/---

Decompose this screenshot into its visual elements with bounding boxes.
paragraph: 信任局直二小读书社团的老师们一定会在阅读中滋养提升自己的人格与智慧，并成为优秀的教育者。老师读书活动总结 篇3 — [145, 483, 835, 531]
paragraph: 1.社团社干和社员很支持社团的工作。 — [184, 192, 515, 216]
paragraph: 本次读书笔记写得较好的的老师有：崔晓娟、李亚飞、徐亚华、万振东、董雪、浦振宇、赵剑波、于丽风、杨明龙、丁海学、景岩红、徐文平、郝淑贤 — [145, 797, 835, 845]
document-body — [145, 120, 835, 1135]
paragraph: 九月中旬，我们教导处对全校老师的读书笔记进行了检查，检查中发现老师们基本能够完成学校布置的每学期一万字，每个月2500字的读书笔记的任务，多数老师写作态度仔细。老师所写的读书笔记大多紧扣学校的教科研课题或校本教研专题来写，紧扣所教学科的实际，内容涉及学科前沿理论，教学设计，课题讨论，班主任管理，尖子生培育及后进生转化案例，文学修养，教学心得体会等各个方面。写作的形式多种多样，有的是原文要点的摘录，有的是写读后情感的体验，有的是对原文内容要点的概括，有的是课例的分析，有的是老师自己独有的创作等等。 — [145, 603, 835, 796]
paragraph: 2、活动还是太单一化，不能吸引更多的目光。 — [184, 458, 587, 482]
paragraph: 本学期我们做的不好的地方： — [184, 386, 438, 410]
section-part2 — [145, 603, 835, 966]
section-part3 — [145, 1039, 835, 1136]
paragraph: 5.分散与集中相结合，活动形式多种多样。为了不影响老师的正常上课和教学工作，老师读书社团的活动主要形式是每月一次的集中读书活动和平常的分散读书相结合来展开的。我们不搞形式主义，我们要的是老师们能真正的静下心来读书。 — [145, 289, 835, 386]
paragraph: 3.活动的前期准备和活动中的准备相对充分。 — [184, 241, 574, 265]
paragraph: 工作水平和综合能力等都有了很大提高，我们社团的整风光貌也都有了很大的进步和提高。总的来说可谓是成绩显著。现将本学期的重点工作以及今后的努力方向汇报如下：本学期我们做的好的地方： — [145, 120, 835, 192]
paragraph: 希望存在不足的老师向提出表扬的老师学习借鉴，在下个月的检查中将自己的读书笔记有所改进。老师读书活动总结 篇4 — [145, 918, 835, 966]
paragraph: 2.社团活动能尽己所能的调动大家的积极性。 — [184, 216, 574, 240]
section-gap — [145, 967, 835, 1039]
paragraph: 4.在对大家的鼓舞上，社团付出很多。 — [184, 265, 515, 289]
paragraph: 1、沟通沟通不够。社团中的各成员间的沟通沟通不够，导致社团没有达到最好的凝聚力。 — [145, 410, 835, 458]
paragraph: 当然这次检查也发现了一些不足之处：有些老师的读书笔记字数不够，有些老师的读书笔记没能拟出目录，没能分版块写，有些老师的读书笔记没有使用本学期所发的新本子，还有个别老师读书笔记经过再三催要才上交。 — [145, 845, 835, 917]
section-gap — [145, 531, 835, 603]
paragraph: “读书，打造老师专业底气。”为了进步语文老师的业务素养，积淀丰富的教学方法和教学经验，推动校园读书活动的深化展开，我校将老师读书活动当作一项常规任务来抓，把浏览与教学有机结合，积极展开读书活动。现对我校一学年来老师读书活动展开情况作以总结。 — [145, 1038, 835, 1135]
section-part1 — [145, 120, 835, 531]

\---

= Given problem =
Report each line of the items above that contains the string "section", copying every such line in full. Case counts when matching.

= Right answer =
section-part2 — [145, 603, 835, 966]
section-part3 — [145, 1039, 835, 1136]
section-gap — [145, 967, 835, 1039]
section-gap — [145, 531, 835, 603]
section-part1 — [145, 120, 835, 531]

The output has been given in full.